#### Fonte
Investigação criminal enfrenta desafio de preservar provas digitais


Opinião

A investigação criminal contemporânea enfrenta o crescente desafio de preservar vestígios digitais, cuja volatilidade, fragilidade e facilidade de adulteração impõem cuidados redobrados à Polícia Judiciária. Diferentemente das provas físicas, os vestígios digitais exigem rigorosos procedimentos de coleta, documentação e preservação para garantir sua integridade e autenticidade durante a persecução penal.

Freepik

A Lei nº 13.964/2019, conhecida como “Pacote Anticrime”, trouxe avanços ao inserir no Código de Processo Penal a disciplina da cadeia de custódia nos artigos 158-A a 158-F, definindo-a como o conjunto de procedimentos necessários para garantir a rastreabilidade do vestígio desde a coleta até o descarte. No entanto, como destaca Neres (2021), o diploma legal deixou lacunas no que se refere aos vestígios digitais, justamente por sua natureza altamente volátil e suscetível a alterações.

Diante desse cenário, torna-se imprescindível que as Autoridades Policiais e aqueles que investigam adotem protocolos técnicos e jurídicos que assegurem a preservação e o rastreamento das provas digitais. A recente jurisprudência do Superior Tribunal de Justiça evidencia a relevância do tema ao anular provas digitais cuja cadeia de custódia foi comprometida, reforçando a necessidade de rigor na documentação e no controle da prova digital para evitar nulidades processuais e assegurar a efetividade da investigação criminal.

#### Partes do exercício
1. Reproduza, do texto sobre provas digitais, o trecho que começa em "Investigação criminal enfrenta" e termina em "a persecução penal.".
2. Responda com base no texto sobre provas digitais:
(a) Quais três características dos vestígios digitais impõem cuidados redobrados à Polícia Judiciária?
(b) Por qual nome é conhecida a Lei nº 13.964/2019?
(c) Qual tribunal anulou provas digitais cuja cadeia de custódia foi comprometida?
O material apresentado a seguir provém de outra fonte, diferente do texto sobre provas digitais.

#### Informações fornecidas
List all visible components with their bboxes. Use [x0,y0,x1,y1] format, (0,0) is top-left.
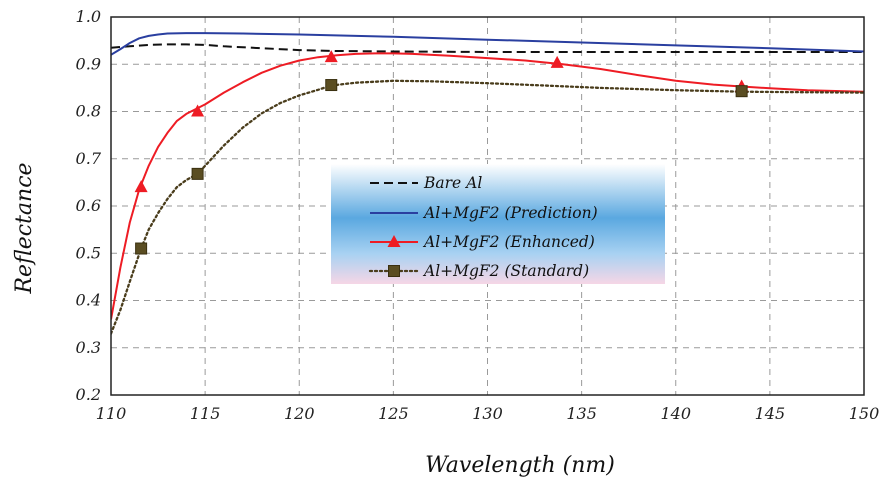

#### Resultados
1.
Investigação criminal enfrenta desafio de preservar provas digitais


Opinião

A investigação criminal contemporânea enfrenta o crescente desafio de preservar vestígios digitais, cuja volatilidade, fragilidade e facilidade de adulteração impõem cuidados redobrados à Polícia Judiciária. Diferentemente das provas físicas, os vestígios digitais exigem rigorosos procedimentos de coleta, documentação e preservação para garantir sua integridade e autenticidade durante a persecução penal.

2.
(a) A volatilidade, a fragilidade e a facilidade de adulteração.
(b) "Pacote Anticrime".
(c) O Superior Tribunal de Justiça.